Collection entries
____________

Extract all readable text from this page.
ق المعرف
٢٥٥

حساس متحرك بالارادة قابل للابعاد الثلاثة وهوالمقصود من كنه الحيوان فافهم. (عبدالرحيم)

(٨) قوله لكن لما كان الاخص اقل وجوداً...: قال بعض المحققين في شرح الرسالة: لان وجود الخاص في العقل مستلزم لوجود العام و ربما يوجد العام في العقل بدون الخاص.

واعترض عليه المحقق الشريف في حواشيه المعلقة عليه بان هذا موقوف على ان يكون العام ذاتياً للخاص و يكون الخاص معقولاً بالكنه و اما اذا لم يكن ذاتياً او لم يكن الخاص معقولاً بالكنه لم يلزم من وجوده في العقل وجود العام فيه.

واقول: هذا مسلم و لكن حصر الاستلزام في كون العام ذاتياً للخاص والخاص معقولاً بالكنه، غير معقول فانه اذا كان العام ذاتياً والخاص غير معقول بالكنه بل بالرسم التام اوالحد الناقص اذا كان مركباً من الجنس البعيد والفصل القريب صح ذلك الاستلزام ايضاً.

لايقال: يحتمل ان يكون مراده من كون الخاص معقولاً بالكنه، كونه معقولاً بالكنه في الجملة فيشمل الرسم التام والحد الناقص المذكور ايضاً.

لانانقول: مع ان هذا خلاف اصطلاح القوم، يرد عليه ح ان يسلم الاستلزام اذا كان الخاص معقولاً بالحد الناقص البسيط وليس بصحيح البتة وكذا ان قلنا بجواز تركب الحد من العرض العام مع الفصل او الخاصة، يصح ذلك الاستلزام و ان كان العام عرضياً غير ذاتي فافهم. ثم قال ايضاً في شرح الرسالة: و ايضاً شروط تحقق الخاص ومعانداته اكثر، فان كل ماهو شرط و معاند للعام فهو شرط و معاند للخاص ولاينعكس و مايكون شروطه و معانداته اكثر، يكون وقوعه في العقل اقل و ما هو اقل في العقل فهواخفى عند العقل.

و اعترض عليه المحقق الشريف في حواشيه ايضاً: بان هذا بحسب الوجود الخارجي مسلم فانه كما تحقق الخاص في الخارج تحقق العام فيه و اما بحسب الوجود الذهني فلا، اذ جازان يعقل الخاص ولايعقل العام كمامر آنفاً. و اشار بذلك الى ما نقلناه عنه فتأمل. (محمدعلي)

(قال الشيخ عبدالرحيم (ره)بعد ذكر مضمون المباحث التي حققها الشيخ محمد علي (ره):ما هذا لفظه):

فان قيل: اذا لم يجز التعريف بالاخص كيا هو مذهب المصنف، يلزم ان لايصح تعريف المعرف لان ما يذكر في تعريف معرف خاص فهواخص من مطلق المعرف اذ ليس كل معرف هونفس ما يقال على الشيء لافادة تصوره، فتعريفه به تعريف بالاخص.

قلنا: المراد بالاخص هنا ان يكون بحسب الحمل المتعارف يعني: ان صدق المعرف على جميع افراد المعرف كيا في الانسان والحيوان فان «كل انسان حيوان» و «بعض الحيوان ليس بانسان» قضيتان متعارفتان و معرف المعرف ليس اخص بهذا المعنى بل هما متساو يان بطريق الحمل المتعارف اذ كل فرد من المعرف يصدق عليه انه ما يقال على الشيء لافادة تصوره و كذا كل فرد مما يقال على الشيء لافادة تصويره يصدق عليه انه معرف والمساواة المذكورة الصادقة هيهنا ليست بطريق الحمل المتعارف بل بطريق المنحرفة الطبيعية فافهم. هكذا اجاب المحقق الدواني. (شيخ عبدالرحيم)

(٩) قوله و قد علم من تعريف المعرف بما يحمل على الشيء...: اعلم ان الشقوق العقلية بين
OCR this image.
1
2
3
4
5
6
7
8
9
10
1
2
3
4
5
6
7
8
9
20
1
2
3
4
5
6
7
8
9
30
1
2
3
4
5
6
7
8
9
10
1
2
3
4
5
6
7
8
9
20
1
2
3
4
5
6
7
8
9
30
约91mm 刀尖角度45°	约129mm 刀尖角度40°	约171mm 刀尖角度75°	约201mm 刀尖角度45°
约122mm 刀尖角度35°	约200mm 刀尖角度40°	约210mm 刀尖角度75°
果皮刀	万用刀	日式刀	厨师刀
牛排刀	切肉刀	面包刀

____________

Given task — Select and copy every line of the material that holds the string "فافهم".

Output for this exercise —
حساس متحرك بالارادة قابل للابعاد الثلاثة وهوالمقصود من كنه الحيوان فافهم. (عبدالرحيم)
لانانقول: مع ان هذا خلاف اصطلاح القوم، يرد عليه ح ان يسلم الاستلزام اذا كان الخاص معقولاً بالحد الناقص البسيط وليس بصحيح البتة وكذا ان قلنا بجواز تركب الحد من العرض العام مع الفصل او الخاصة، يصح ذلك الاستلزام و ان كان العام عرضياً غير ذاتي فافهم. ثم قال ايضاً في شرح الرسالة: و ايضاً شروط تحقق الخاص ومعانداته اكثر، فان كل ماهو شرط و معاند للعام فهو شرط و معاند للخاص ولاينعكس و مايكون شروطه و معانداته اكثر، يكون وقوعه في العقل اقل و ما هو اقل في العقل فهواخفى عند العقل.
قلنا: المراد بالاخص هنا ان يكون بحسب الحمل المتعارف يعني: ان صدق المعرف على جميع افراد المعرف كيا في الانسان والحيوان فان «كل انسان حيوان» و «بعض الحيوان ليس بانسان» قضيتان متعارفتان و معرف المعرف ليس اخص بهذا المعنى بل هما متساو يان بطريق الحمل المتعارف اذ كل فرد من المعرف يصدق عليه انه ما يقال على الشيء لافادة تصوره و كذا كل فرد مما يقال على الشيء لافادة تصويره يصدق عليه انه معرف والمساواة المذكورة الصادقة هيهنا ليست بطريق الحمل المتعارف بل بطريق المنحرفة الطبيعية فافهم. هكذا اجاب المحقق الدواني. (شيخ عبدالرحيم)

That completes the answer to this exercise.